REQUIREMENT
Find the string "Contact" in the entries and copy each line that has it.

RECORDS SUPPLIED
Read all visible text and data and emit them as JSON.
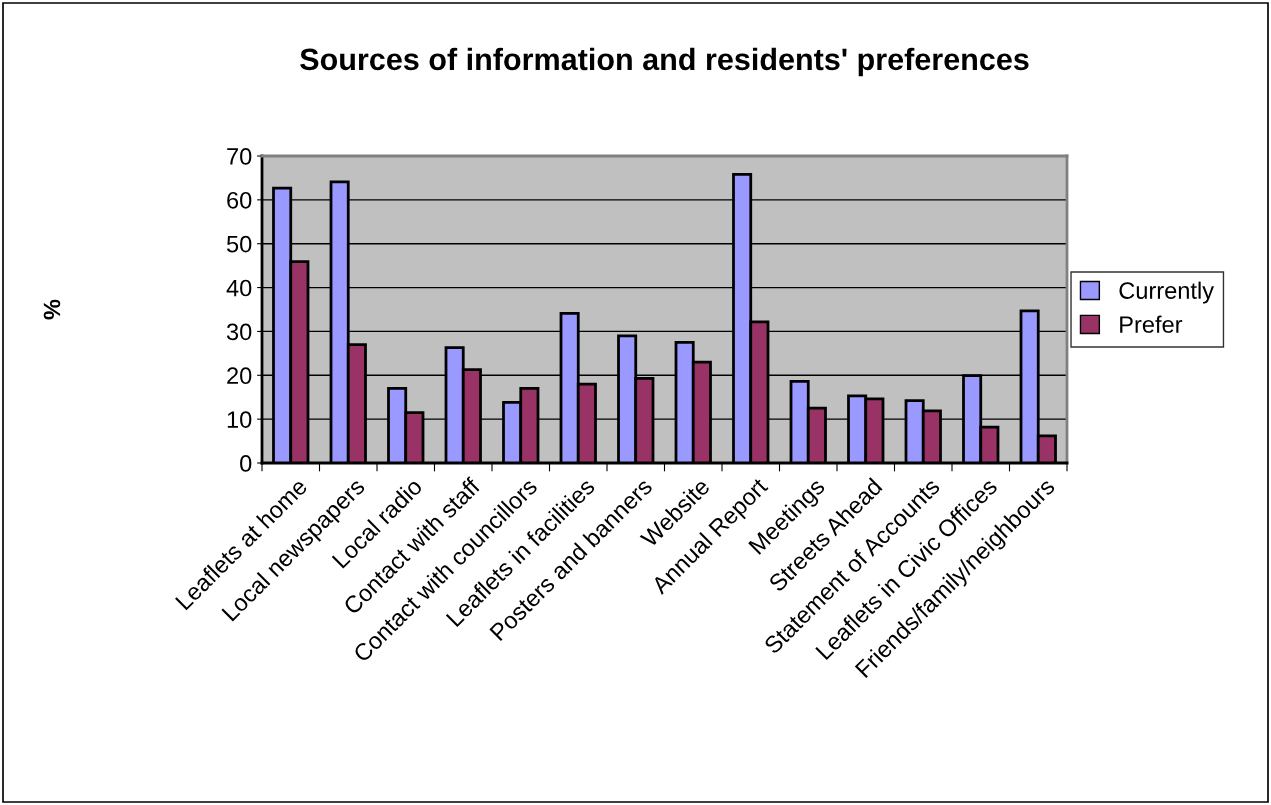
{
  "chart_data": {
    "type": "bar",
    "title": "Sources of information and residents' preferences",
    "ylabel": "%",
    "categories": [
      "Leaflets at home",
      "Local newspapers",
      "Local radio",
      "Contact with staff",
      "Contact with councillors",
      "Leaflets in facilities",
      "Posters and banners",
      "Website",
      "Annual Report",
      "Meetings",
      "Streets Ahead",
      "Statement of Accounts",
      "Leaflets in Civic Offices",
      "Friends/family/neighbours"
    ],
    "series": [
      {
        "name": "Currently",
        "color": "#9999ff",
        "values": [
          62.7,
          64.1,
          17.0,
          26.3,
          13.8,
          34.1,
          29.0,
          27.5,
          65.8,
          18.6,
          15.3,
          14.2,
          19.9,
          34.7
        ]
      },
      {
        "name": "Prefer",
        "color": "#993366",
        "values": [
          45.9,
          27.0,
          11.5,
          21.3,
          17.0,
          18.0,
          19.3,
          23.0,
          32.2,
          12.5,
          14.6,
          11.9,
          8.2,
          6.2
        ]
      }
    ],
    "ylim": [
      0,
      70
    ],
    "yticks": [
      0,
      10,
      20,
      30,
      40,
      50,
      60,
      70
    ],
    "grid": "y",
    "legend": "right"
  }
}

RESULT
      "Contact with staff",
      "Contact with councillors",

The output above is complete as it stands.